— Stated goal —
Copy all lines in which the word "filename" can be found.

— Source records —
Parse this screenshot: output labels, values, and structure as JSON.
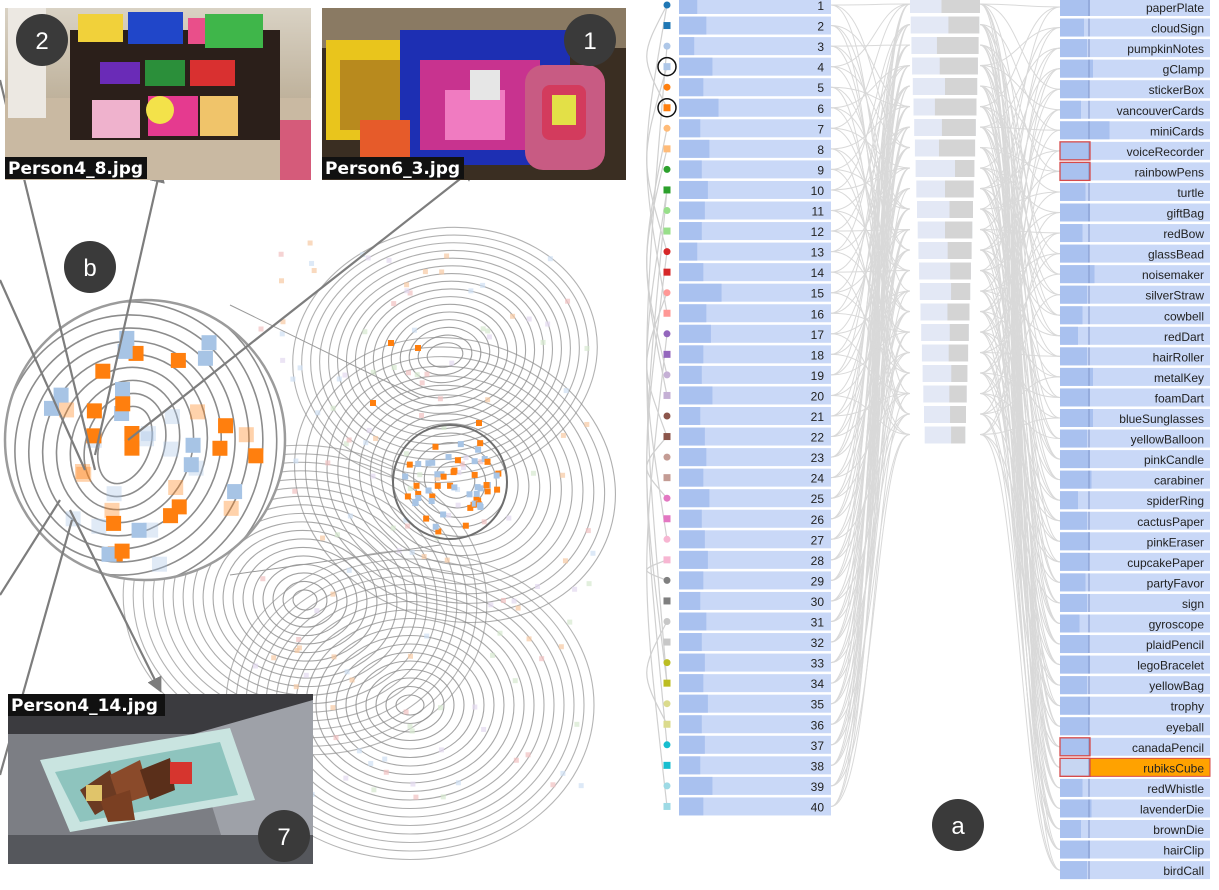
{
  "badges": {
    "photo_top_left": "2",
    "photo_top_mid": "1",
    "photo_bottom": "7",
    "lens": "b",
    "panel": "a"
  },
  "photos": {
    "top_left": {
      "filename": "Person4_8.jpg"
    },
    "top_mid": {
      "filename": "Person6_3.jpg"
    },
    "bottom": {
      "filename": "Person4_14.jpg"
    }
  },
  "colors": {
    "bar_bg": "#c9d8f7",
    "bar_fill": "#a9c1ef",
    "gray_bar": "#d4d4d4",
    "orange": "#ff7f0e",
    "light_blue": "#a7c4e5",
    "highlight": "#ffa200",
    "badge": "#3a3a3a",
    "contour": "#8c8c8c",
    "link": "#d9d9d9",
    "arrow": "#7d7d7d"
  },
  "clusters": [
    {
      "label": "1",
      "sym": "circle",
      "color": "#1f77b4",
      "fill": 0.12,
      "selected": false
    },
    {
      "label": "2",
      "sym": "square",
      "color": "#1f77b4",
      "fill": 0.18,
      "selected": false
    },
    {
      "label": "3",
      "sym": "circle",
      "color": "#aec7e8",
      "fill": 0.1,
      "selected": false
    },
    {
      "label": "4",
      "sym": "square",
      "color": "#aec7e8",
      "fill": 0.22,
      "selected": true
    },
    {
      "label": "5",
      "sym": "circle",
      "color": "#ff7f0e",
      "fill": 0.16,
      "selected": false
    },
    {
      "label": "6",
      "sym": "square",
      "color": "#ff7f0e",
      "fill": 0.26,
      "selected": true
    },
    {
      "label": "7",
      "sym": "circle",
      "color": "#ffbb78",
      "fill": 0.14,
      "selected": false
    },
    {
      "label": "8",
      "sym": "square",
      "color": "#ffbb78",
      "fill": 0.2,
      "selected": false
    },
    {
      "label": "9",
      "sym": "circle",
      "color": "#2ca02c",
      "fill": 0.15,
      "selected": false
    },
    {
      "label": "10",
      "sym": "square",
      "color": "#2ca02c",
      "fill": 0.19,
      "selected": false
    },
    {
      "label": "11",
      "sym": "circle",
      "color": "#98df8a",
      "fill": 0.17,
      "selected": false
    },
    {
      "label": "12",
      "sym": "square",
      "color": "#98df8a",
      "fill": 0.15,
      "selected": false
    },
    {
      "label": "13",
      "sym": "circle",
      "color": "#d62728",
      "fill": 0.12,
      "selected": false
    },
    {
      "label": "14",
      "sym": "square",
      "color": "#d62728",
      "fill": 0.16,
      "selected": false
    },
    {
      "label": "15",
      "sym": "circle",
      "color": "#ff9896",
      "fill": 0.28,
      "selected": false
    },
    {
      "label": "16",
      "sym": "square",
      "color": "#ff9896",
      "fill": 0.18,
      "selected": false
    },
    {
      "label": "17",
      "sym": "circle",
      "color": "#9467bd",
      "fill": 0.21,
      "selected": false
    },
    {
      "label": "18",
      "sym": "square",
      "color": "#9467bd",
      "fill": 0.16,
      "selected": false
    },
    {
      "label": "19",
      "sym": "circle",
      "color": "#c5b0d5",
      "fill": 0.15,
      "selected": false
    },
    {
      "label": "20",
      "sym": "square",
      "color": "#c5b0d5",
      "fill": 0.22,
      "selected": false
    },
    {
      "label": "21",
      "sym": "circle",
      "color": "#8c564b",
      "fill": 0.14,
      "selected": false
    },
    {
      "label": "22",
      "sym": "square",
      "color": "#8c564b",
      "fill": 0.17,
      "selected": false
    },
    {
      "label": "23",
      "sym": "circle",
      "color": "#c49c94",
      "fill": 0.18,
      "selected": false
    },
    {
      "label": "24",
      "sym": "square",
      "color": "#c49c94",
      "fill": 0.16,
      "selected": false
    },
    {
      "label": "25",
      "sym": "circle",
      "color": "#e377c2",
      "fill": 0.2,
      "selected": false
    },
    {
      "label": "26",
      "sym": "square",
      "color": "#e377c2",
      "fill": 0.15,
      "selected": false
    },
    {
      "label": "27",
      "sym": "circle",
      "color": "#f7b6d2",
      "fill": 0.17,
      "selected": false
    },
    {
      "label": "28",
      "sym": "square",
      "color": "#f7b6d2",
      "fill": 0.19,
      "selected": false
    },
    {
      "label": "29",
      "sym": "circle",
      "color": "#7f7f7f",
      "fill": 0.16,
      "selected": false
    },
    {
      "label": "30",
      "sym": "square",
      "color": "#7f7f7f",
      "fill": 0.14,
      "selected": false
    },
    {
      "label": "31",
      "sym": "circle",
      "color": "#c7c7c7",
      "fill": 0.18,
      "selected": false
    },
    {
      "label": "32",
      "sym": "square",
      "color": "#c7c7c7",
      "fill": 0.15,
      "selected": false
    },
    {
      "label": "33",
      "sym": "circle",
      "color": "#bcbd22",
      "fill": 0.17,
      "selected": false
    },
    {
      "label": "34",
      "sym": "square",
      "color": "#bcbd22",
      "fill": 0.16,
      "selected": false
    },
    {
      "label": "35",
      "sym": "circle",
      "color": "#dbdb8d",
      "fill": 0.19,
      "selected": false
    },
    {
      "label": "36",
      "sym": "square",
      "color": "#dbdb8d",
      "fill": 0.15,
      "selected": false
    },
    {
      "label": "37",
      "sym": "circle",
      "color": "#17becf",
      "fill": 0.17,
      "selected": false
    },
    {
      "label": "38",
      "sym": "square",
      "color": "#17becf",
      "fill": 0.14,
      "selected": false
    },
    {
      "label": "39",
      "sym": "circle",
      "color": "#9edae5",
      "fill": 0.22,
      "selected": false
    },
    {
      "label": "40",
      "sym": "square",
      "color": "#9edae5",
      "fill": 0.16,
      "selected": false
    }
  ],
  "middle_column": [
    0.55,
    0.45,
    0.62,
    0.58,
    0.5,
    0.66,
    0.55,
    0.6,
    0.33,
    0.5,
    0.42,
    0.5,
    0.45,
    0.4,
    0.38,
    0.45,
    0.4,
    0.42,
    0.36,
    0.4,
    0.38,
    0.35
  ],
  "objects": [
    {
      "name": "paperPlate",
      "fill": 0.2,
      "state": "normal"
    },
    {
      "name": "cloudSign",
      "fill": 0.16,
      "state": "normal"
    },
    {
      "name": "pumpkinNotes",
      "fill": 0.18,
      "state": "normal"
    },
    {
      "name": "gClamp",
      "fill": 0.22,
      "state": "normal"
    },
    {
      "name": "stickerBox",
      "fill": 0.19,
      "state": "normal"
    },
    {
      "name": "vancouverCards",
      "fill": 0.14,
      "state": "normal"
    },
    {
      "name": "miniCards",
      "fill": 0.33,
      "state": "normal"
    },
    {
      "name": "voiceRecorder",
      "fill": 0.2,
      "state": "outlined"
    },
    {
      "name": "rainbowPens",
      "fill": 0.2,
      "state": "outlined"
    },
    {
      "name": "turtle",
      "fill": 0.17,
      "state": "normal"
    },
    {
      "name": "giftBag",
      "fill": 0.2,
      "state": "normal"
    },
    {
      "name": "redBow",
      "fill": 0.15,
      "state": "normal"
    },
    {
      "name": "glassBead",
      "fill": 0.19,
      "state": "normal"
    },
    {
      "name": "noisemaker",
      "fill": 0.23,
      "state": "normal"
    },
    {
      "name": "silverStraw",
      "fill": 0.18,
      "state": "normal"
    },
    {
      "name": "cowbell",
      "fill": 0.15,
      "state": "normal"
    },
    {
      "name": "redDart",
      "fill": 0.12,
      "state": "normal"
    },
    {
      "name": "hairRoller",
      "fill": 0.18,
      "state": "normal"
    },
    {
      "name": "metalKey",
      "fill": 0.22,
      "state": "normal"
    },
    {
      "name": "foamDart",
      "fill": 0.2,
      "state": "normal"
    },
    {
      "name": "blueSunglasses",
      "fill": 0.22,
      "state": "normal"
    },
    {
      "name": "yellowBalloon",
      "fill": 0.18,
      "state": "normal"
    },
    {
      "name": "pinkCandle",
      "fill": 0.2,
      "state": "normal"
    },
    {
      "name": "carabiner",
      "fill": 0.21,
      "state": "normal"
    },
    {
      "name": "spiderRing",
      "fill": 0.12,
      "state": "normal"
    },
    {
      "name": "cactusPaper",
      "fill": 0.18,
      "state": "normal"
    },
    {
      "name": "pinkEraser",
      "fill": 0.2,
      "state": "normal"
    },
    {
      "name": "cupcakePaper",
      "fill": 0.19,
      "state": "normal"
    },
    {
      "name": "partyFavor",
      "fill": 0.17,
      "state": "normal"
    },
    {
      "name": "sign",
      "fill": 0.18,
      "state": "normal"
    },
    {
      "name": "gyroscope",
      "fill": 0.13,
      "state": "normal"
    },
    {
      "name": "plaidPencil",
      "fill": 0.19,
      "state": "normal"
    },
    {
      "name": "legoBracelet",
      "fill": 0.2,
      "state": "normal"
    },
    {
      "name": "yellowBag",
      "fill": 0.18,
      "state": "normal"
    },
    {
      "name": "trophy",
      "fill": 0.2,
      "state": "normal"
    },
    {
      "name": "eyeball",
      "fill": 0.19,
      "state": "normal"
    },
    {
      "name": "canadaPencil",
      "fill": 0.2,
      "state": "outlined"
    },
    {
      "name": "rubiksCube",
      "fill": 0.2,
      "state": "highlighted"
    },
    {
      "name": "redWhistle",
      "fill": 0.15,
      "state": "normal"
    },
    {
      "name": "lavenderDie",
      "fill": 0.21,
      "state": "normal"
    },
    {
      "name": "brownDie",
      "fill": 0.14,
      "state": "normal"
    },
    {
      "name": "hairClip",
      "fill": 0.2,
      "state": "normal"
    },
    {
      "name": "birdCall",
      "fill": 0.18,
      "state": "normal"
    }
  ]
}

— Solution to this task —
      "filename": "Person4_8.jpg"
      "filename": "Person6_3.jpg"
      "filename": "Person4_14.jpg"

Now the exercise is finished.